(Task statement) What is the count of lines in the listing below that hold the string "中国油料"? Reply with that number alone.

(Part of a data file)
------------------------------------------------------------

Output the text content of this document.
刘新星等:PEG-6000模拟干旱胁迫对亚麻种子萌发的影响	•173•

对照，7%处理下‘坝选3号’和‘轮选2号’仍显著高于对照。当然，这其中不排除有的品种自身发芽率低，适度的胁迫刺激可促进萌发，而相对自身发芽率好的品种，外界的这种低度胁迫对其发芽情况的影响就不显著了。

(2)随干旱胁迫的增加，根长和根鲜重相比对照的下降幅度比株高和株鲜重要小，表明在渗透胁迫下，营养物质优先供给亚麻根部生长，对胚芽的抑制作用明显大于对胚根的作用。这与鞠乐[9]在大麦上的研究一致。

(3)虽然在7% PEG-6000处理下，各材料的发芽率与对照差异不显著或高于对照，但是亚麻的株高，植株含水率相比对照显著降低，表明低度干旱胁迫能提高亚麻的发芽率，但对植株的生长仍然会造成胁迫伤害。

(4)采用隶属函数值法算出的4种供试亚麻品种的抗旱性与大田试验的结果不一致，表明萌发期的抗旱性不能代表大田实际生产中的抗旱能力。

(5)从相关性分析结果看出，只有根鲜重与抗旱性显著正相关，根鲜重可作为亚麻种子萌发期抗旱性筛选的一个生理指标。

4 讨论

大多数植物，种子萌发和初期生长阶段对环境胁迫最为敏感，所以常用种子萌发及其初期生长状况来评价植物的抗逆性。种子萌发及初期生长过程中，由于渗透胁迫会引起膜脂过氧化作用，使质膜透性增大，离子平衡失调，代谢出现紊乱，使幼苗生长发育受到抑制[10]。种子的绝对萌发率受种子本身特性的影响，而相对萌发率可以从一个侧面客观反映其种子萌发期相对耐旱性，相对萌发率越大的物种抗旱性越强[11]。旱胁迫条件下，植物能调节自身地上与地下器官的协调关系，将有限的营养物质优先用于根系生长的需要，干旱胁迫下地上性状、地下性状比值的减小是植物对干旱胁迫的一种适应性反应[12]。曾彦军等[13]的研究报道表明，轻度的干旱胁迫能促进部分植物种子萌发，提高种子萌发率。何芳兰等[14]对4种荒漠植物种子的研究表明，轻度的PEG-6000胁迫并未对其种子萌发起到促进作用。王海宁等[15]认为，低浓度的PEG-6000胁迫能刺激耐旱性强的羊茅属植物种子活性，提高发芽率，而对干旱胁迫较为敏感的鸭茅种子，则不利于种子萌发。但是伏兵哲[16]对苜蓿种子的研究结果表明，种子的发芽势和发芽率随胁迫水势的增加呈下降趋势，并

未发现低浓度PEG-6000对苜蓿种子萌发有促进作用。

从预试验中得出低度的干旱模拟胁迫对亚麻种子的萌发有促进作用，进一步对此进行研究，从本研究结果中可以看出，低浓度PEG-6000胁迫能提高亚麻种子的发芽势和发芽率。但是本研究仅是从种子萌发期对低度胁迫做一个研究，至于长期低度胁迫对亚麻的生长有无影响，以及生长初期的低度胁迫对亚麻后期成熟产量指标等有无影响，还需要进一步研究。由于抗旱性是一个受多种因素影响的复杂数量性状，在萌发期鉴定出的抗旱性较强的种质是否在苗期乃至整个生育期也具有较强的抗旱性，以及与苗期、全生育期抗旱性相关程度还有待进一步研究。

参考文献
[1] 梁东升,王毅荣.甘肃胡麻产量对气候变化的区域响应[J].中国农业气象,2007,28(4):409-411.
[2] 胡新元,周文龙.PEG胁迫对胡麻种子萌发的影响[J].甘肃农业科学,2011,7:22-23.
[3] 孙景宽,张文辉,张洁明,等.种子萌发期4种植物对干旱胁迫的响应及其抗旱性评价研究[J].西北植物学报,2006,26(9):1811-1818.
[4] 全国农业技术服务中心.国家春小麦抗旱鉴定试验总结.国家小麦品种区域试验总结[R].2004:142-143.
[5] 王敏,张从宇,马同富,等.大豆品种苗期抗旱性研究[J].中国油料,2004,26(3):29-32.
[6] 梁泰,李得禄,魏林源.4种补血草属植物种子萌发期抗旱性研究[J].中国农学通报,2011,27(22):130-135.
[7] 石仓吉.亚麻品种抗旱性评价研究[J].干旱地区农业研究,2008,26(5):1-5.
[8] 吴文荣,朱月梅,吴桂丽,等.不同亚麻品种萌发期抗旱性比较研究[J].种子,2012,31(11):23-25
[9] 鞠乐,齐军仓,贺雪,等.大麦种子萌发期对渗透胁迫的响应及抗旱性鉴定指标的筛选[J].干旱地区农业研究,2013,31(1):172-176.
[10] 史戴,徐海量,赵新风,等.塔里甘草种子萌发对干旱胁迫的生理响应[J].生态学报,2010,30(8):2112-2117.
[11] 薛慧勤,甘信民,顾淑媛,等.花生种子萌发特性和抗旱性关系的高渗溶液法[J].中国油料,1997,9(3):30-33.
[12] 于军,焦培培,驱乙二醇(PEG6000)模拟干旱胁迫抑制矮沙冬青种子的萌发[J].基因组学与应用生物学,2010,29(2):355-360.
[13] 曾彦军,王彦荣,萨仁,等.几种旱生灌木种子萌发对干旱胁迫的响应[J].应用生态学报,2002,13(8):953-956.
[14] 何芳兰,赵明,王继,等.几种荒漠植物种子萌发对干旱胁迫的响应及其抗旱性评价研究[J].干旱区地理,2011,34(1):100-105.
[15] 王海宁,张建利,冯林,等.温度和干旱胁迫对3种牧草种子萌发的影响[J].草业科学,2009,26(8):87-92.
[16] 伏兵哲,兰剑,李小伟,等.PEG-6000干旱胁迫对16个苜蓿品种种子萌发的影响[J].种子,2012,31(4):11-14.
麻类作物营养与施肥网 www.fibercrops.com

------------------------------------------------------------

(Task solution) 2